:: Objective ::
Extract from the listing each line in which the word "observation" appears.

:: Records for the task ::
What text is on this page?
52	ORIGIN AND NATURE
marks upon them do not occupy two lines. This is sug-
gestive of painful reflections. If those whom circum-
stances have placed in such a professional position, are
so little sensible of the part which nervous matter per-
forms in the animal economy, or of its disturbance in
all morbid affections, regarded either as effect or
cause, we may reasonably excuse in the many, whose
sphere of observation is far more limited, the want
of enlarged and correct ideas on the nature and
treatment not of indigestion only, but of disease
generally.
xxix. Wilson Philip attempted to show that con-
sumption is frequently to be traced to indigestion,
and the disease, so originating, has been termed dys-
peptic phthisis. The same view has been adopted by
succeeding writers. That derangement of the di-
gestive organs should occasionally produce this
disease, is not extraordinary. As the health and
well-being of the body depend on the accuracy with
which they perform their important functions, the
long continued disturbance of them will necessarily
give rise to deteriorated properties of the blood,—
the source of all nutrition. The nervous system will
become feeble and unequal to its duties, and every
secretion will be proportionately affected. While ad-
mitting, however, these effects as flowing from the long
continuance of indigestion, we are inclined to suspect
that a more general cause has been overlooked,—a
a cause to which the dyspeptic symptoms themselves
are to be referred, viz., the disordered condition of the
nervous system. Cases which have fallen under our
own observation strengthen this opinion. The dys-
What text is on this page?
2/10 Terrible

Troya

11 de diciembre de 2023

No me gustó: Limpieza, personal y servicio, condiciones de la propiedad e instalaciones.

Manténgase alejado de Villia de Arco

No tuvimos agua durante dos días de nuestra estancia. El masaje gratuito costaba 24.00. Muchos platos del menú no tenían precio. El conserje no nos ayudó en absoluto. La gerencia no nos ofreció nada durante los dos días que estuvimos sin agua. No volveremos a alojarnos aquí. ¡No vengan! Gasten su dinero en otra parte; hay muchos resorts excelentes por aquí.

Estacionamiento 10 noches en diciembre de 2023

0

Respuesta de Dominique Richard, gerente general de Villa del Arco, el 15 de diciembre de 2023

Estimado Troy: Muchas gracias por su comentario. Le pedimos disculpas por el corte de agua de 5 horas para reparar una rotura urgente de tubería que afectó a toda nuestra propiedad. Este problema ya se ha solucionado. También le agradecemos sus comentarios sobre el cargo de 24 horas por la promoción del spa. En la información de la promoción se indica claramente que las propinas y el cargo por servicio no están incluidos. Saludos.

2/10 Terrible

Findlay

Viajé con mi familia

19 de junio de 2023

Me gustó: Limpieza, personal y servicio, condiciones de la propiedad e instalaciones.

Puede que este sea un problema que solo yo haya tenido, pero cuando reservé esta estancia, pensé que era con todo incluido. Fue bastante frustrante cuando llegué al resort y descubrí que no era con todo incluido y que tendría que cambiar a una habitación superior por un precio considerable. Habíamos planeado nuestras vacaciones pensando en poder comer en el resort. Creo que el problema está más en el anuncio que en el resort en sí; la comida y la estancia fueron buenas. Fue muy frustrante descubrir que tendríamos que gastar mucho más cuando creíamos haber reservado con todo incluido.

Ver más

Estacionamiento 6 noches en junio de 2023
...
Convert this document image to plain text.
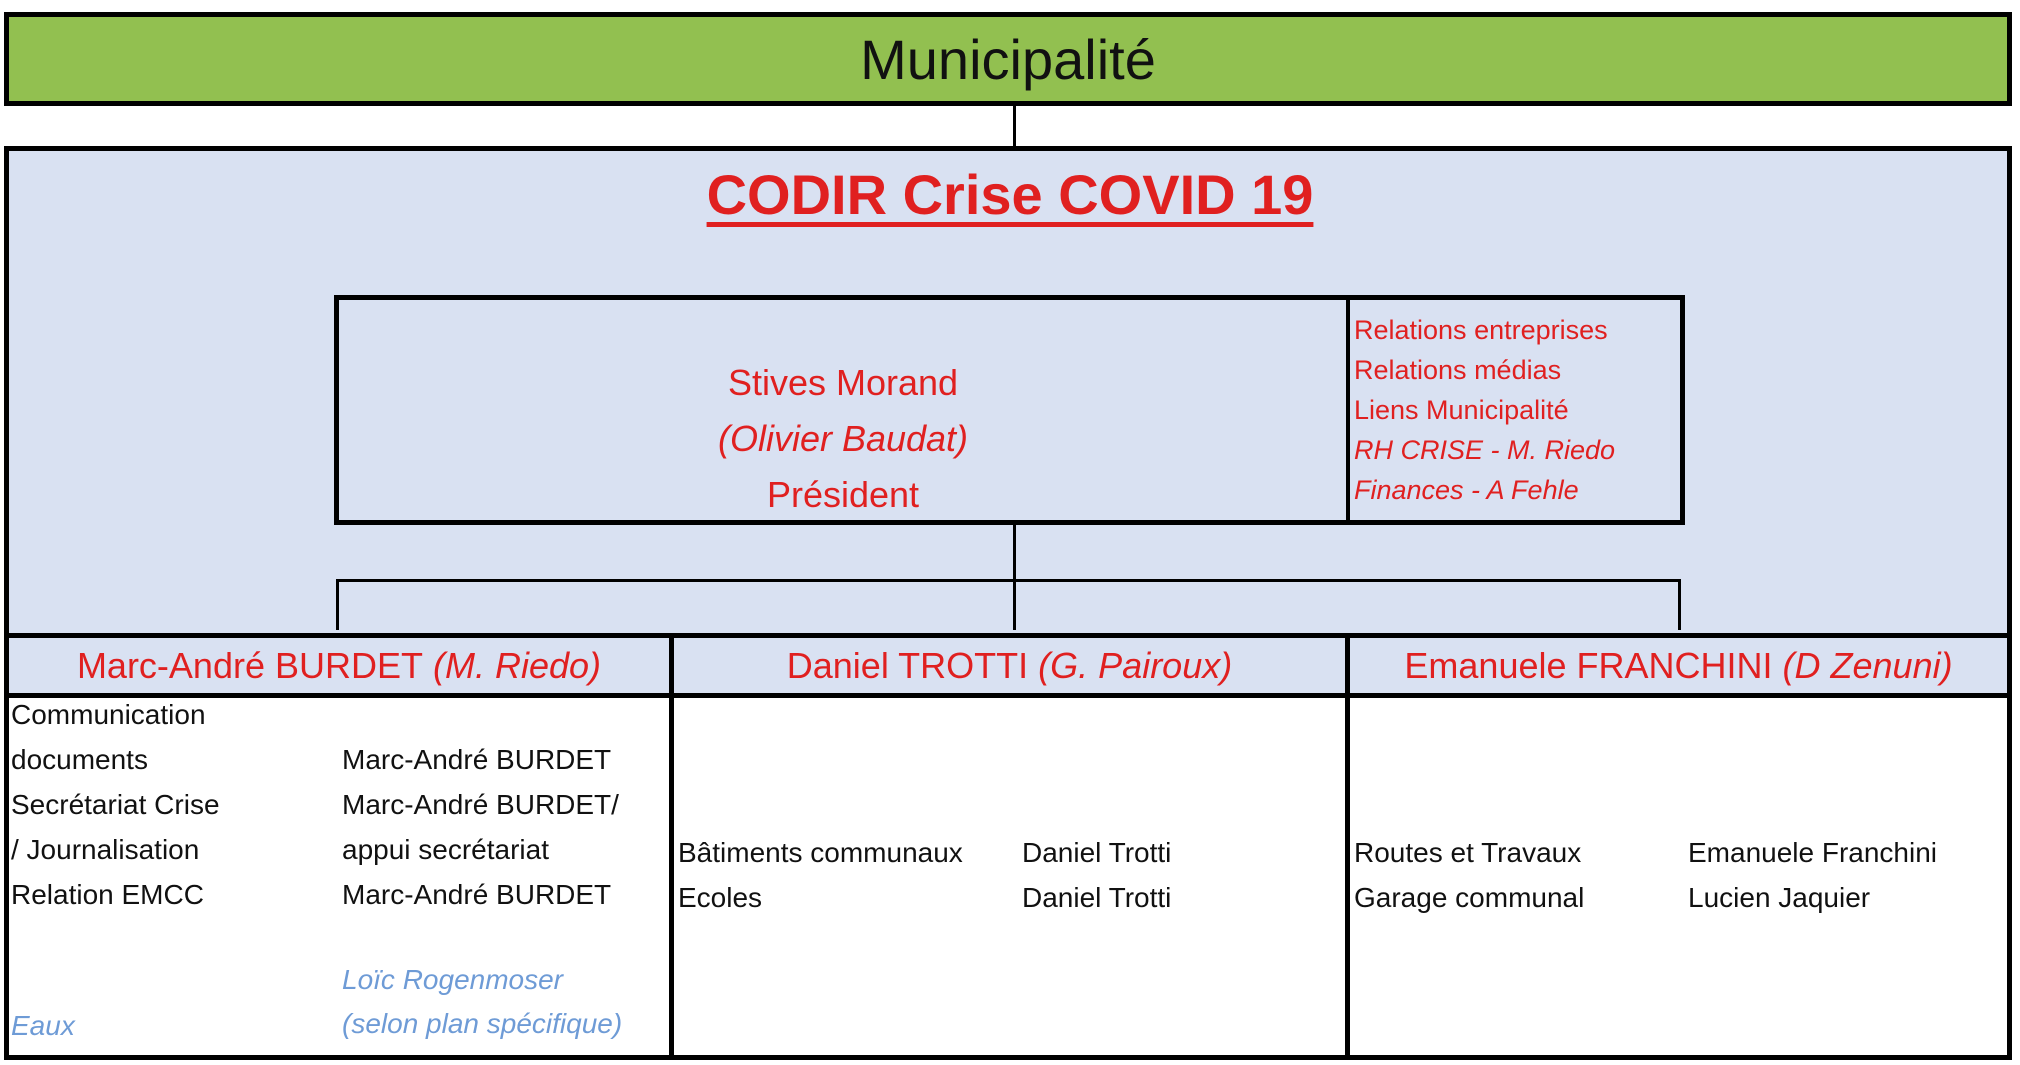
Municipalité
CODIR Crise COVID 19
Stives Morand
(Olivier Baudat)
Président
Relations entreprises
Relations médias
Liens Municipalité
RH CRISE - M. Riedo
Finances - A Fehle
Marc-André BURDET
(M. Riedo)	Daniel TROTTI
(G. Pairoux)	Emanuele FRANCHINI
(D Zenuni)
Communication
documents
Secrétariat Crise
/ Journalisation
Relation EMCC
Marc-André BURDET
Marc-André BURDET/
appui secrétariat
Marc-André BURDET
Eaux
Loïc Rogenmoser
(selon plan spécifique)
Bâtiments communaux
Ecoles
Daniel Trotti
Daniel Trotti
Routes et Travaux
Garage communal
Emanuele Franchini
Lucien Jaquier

:: The result ::
sphere of observation is far more limited, the want
own observation strengthen this opinion. The dys-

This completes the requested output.